→ Required task
What follows are records. Restate all of them word for word.

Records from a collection
........
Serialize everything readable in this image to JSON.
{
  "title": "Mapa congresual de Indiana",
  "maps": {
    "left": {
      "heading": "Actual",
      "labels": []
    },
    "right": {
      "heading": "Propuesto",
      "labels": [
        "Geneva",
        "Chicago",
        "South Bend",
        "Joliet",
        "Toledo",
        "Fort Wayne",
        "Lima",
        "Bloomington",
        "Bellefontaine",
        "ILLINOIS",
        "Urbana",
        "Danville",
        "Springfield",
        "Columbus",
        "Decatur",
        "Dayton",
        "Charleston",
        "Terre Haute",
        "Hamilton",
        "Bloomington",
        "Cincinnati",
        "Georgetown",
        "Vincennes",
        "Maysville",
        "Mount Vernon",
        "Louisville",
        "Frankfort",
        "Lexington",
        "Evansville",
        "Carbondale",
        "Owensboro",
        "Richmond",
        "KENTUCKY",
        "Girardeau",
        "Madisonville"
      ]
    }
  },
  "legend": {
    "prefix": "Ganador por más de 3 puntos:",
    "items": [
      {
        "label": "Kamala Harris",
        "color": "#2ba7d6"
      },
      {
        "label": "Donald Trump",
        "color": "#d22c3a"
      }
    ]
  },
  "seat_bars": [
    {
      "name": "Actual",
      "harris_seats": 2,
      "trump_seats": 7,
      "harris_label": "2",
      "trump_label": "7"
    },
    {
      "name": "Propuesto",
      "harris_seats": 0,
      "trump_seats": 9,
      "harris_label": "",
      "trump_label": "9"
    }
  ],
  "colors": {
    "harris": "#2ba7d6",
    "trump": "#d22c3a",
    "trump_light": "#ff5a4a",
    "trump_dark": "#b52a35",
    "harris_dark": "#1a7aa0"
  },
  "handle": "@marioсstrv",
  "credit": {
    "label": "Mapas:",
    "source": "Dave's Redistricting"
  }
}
........
→ Answer to the task
Serialize everything readable in this image to JSON.
{
  "title": "Mapa congresual de Indiana",
  "maps": {
    "left": {
      "heading": "Actual",
      "labels": []
    },
    "right": {
      "heading": "Propuesto",
      "labels": [
        "Geneva",
        "Chicago",
        "South Bend",
        "Joliet",
        "Toledo",
        "Fort Wayne",
        "Lima",
        "Bloomington",
        "Bellefontaine",
        "ILLINOIS",
        "Urbana",
        "Danville",
        "Springfield",
        "Columbus",
        "Decatur",
        "Dayton",
        "Charleston",
        "Terre Haute",
        "Hamilton",
        "Bloomington",
        "Cincinnati",
        "Georgetown",
        "Vincennes",
        "Maysville",
        "Mount Vernon",
        "Louisville",
        "Frankfort",
        "Lexington",
        "Evansville",
        "Carbondale",
        "Owensboro",
        "Richmond",
        "KENTUCKY",
        "Girardeau",
        "Madisonville"
      ]
    }
  },
  "legend": {
    "prefix": "Ganador por más de 3 puntos:",
    "items": [
      {
        "label": "Kamala Harris",
        "color": "#2ba7d6"
      },
      {
        "label": "Donald Trump",
        "color": "#d22c3a"
      }
    ]
  },
  "seat_bars": [
    {
      "name": "Actual",
      "harris_seats": 2,
      "trump_seats": 7,
      "harris_label": "2",
      "trump_label": "7"
    },
    {
      "name": "Propuesto",
      "harris_seats": 0,
      "trump_seats": 9,
      "harris_label": "",
      "trump_label": "9"
    }
  ],
  "colors": {
    "harris": "#2ba7d6",
    "trump": "#d22c3a",
    "trump_light": "#ff5a4a",
    "trump_dark": "#b52a35",
    "harris_dark": "#1a7aa0"
  },
  "handle": "@marioсstrv",
  "credit": {
    "label": "Mapas:",
    "source": "Dave's Redistricting"
  }
}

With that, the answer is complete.